§ **SHORT EXERCISE**:
Gather the lines from the material that contain "ведь".

━━ SUPPLIED DATA ━━

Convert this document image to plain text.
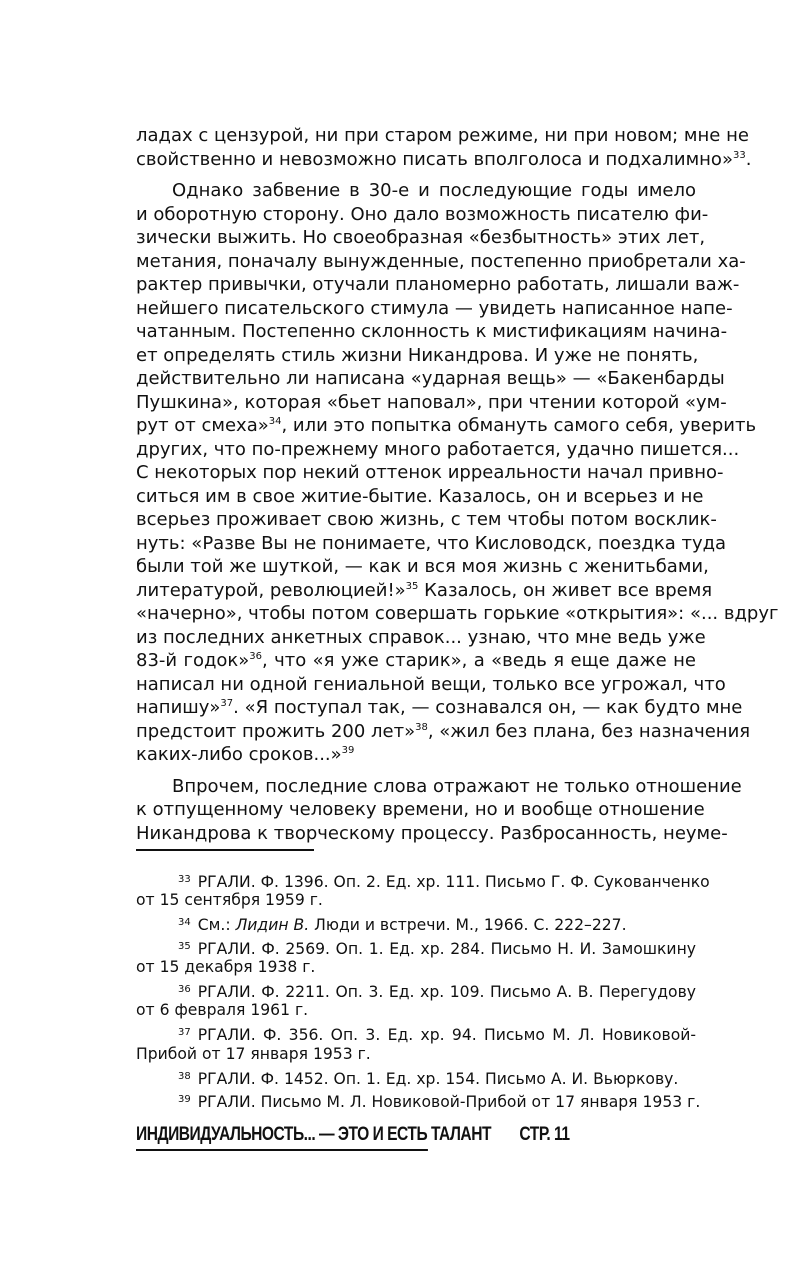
ладах с цензурой, ни при старом режиме, ни при новом; мне не
свойственно и невозможно писать вполголоса и подхалимно»$^{33}$.
Однако забвение в 30-е и последующие годы имело
и оборотную сторону. Оно дало возможность писателю фи-
зически выжить. Но своеобразная «безбытность» этих лет,
метания, поначалу вынужденные, постепенно приобретали ха-
рактер привычки, отучали планомерно работать, лишали важ-
нейшего писательского стимула — увидеть написанное напе-
чатанным. Постепенно склонность к мистификациям начина-
ет определять стиль жизни Никандрова. И уже не понять,
действительно ли написана «ударная вещь» — «Бакенбарды
Пушкина», которая «бьет наповал», при чтении которой «ум-
рут от смеха»$^{34}$, или это попытка обмануть самого себя, уверить
других, что по-прежнему много работается, удачно пишется...
С некоторых пор некий оттенок ирреальности начал привно-
ситься им в свое житие-бытие. Казалось, он и всерьез и не
всерьез проживает свою жизнь, с тем чтобы потом восклик-
нуть: «Разве Вы не понимаете, что Кисловодск, поездка туда
были той же шуткой, — как и вся моя жизнь с женитьбами,
литературой, революцией!»$^{35}$ Казалось, он живет все время
«начерно», чтобы потом совершать горькие «открытия»: «... вдруг
из последних анкетных справок... узнаю, что мне ведь уже
83-й годок»$^{36}$, что «я уже старик», а «ведь я еще даже не
написал ни одной гениальной вещи, только все угрожал, что
напишу»$^{37}$. «Я поступал так, — сознавался он, — как будто мне
предстоит прожить 200 лет»$^{38}$, «жил без плана, без назначения
каких-либо сроков...»$^{39}$
Впрочем, последние слова отражают не только отношение
к отпущенному человеку времени, но и вообще отношение
Никандрова к творческому процессу. Разбросанность, неуме-
$^{33}$ РГАЛИ. Ф. 1396. Оп. 2. Ед. хр. 111. Письмо Г. Ф. Сукованченко
от 15 сентября 1959 г.
$^{34}$ См.: Лидин В. Люди и встречи. М., 1966. С. 222–227.
$^{35}$ РГАЛИ. Ф. 2569. Оп. 1. Ед. хр. 284. Письмо Н. И. Замошкину
от 15 декабря 1938 г.
$^{36}$ РГАЛИ. Ф. 2211. Оп. 3. Ед. хр. 109. Письмо А. В. Перегудову
от 6 февраля 1961 г.
$^{37}$ РГАЛИ. Ф. 356. Оп. 3. Ед. хр. 94. Письмо М. Л. Новиковой-
Прибой от 17 января 1953 г.
$^{38}$ РГАЛИ. Ф. 1452. Оп. 1. Ед. хр. 154. Письмо А. И. Вьюркову.
$^{39}$ РГАЛИ. Письмо М. Л. Новиковой-Прибой от 17 января 1953 г.
ИНДИВИДУАЛЬНОСТЬ... — ЭТО И ЕСТЬ ТАЛАНТ СТР. 11
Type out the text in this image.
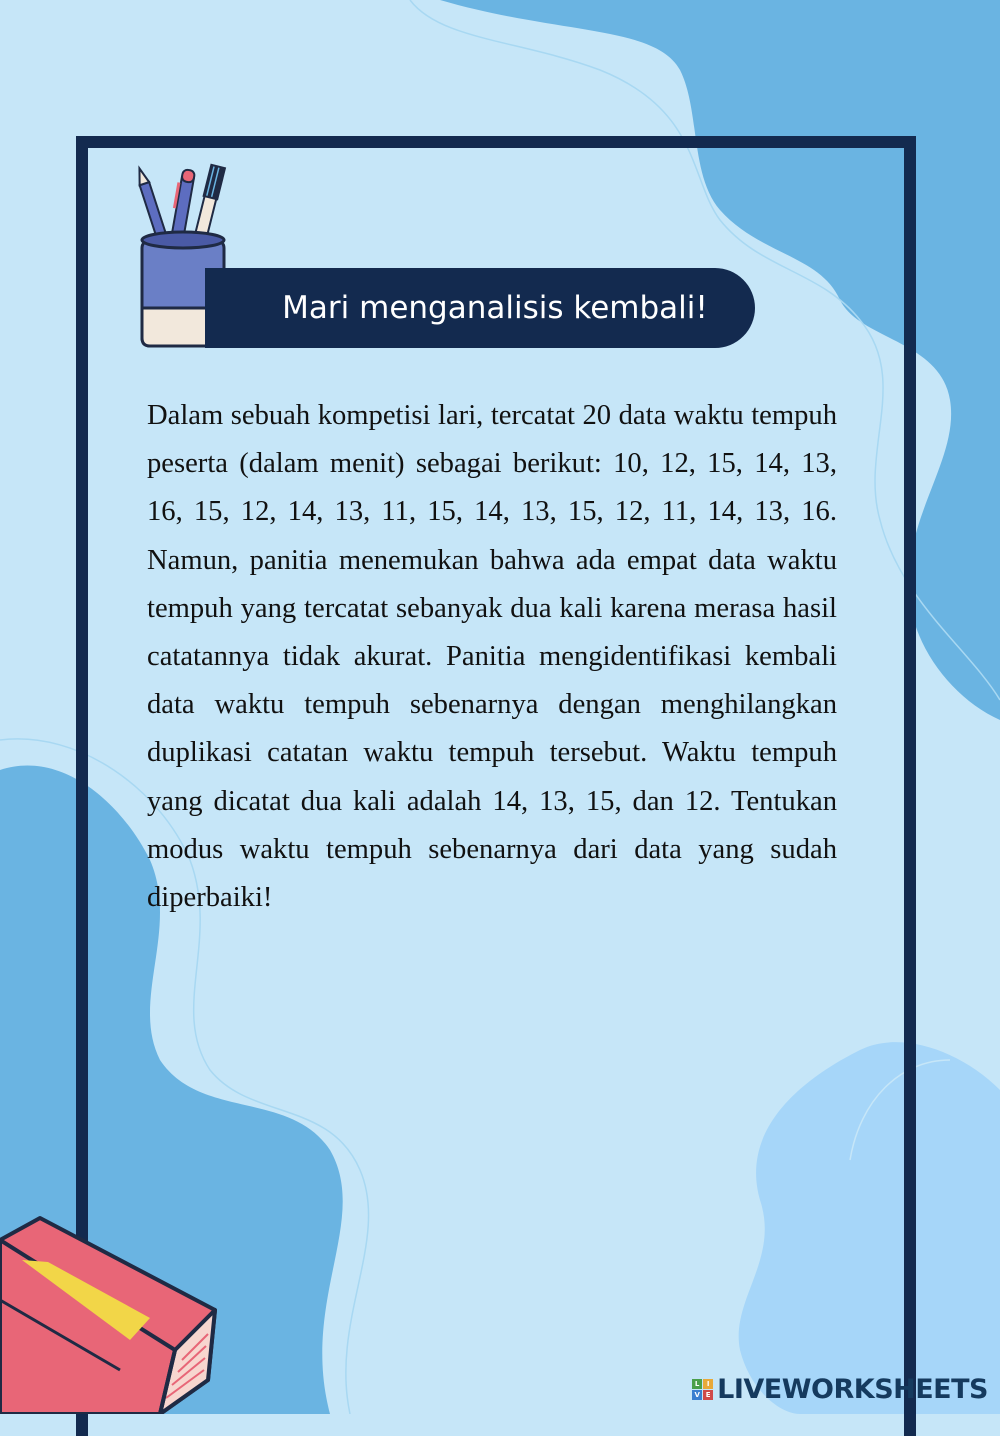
Mari menganalisis kembali!

Dalam sebuah kompetisi lari, tercatat 20 data waktu tempuh peserta (dalam menit) sebagai berikut: 10, 12, 15, 14, 13, 16, 15, 12, 14, 13, 11, 15, 14, 13, 15, 12, 11, 14, 13, 16. Namun, panitia menemukan bahwa ada empat data waktu tempuh yang tercatat sebanyak dua kali karena merasa hasil catatannya tidak akurat. Panitia mengidentifikasi kembali data waktu tempuh sebenarnya dengan menghilangkan duplikasi catatan waktu tempuh tersebut. Waktu tempuh yang dicatat dua kali adalah 14, 13, 15, dan 12. Tentukan modus waktu tempuh sebenarnya dari data yang sudah diperbaiki!

L	I
V E LIVEWORKSHEETS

━━━

§ **WRITTEN RESPONSE**:
из последних анкетных справок... узнаю, что мне ведь уже
83-й годок»$^{36}$, что «я уже старик», а «ведь я еще даже не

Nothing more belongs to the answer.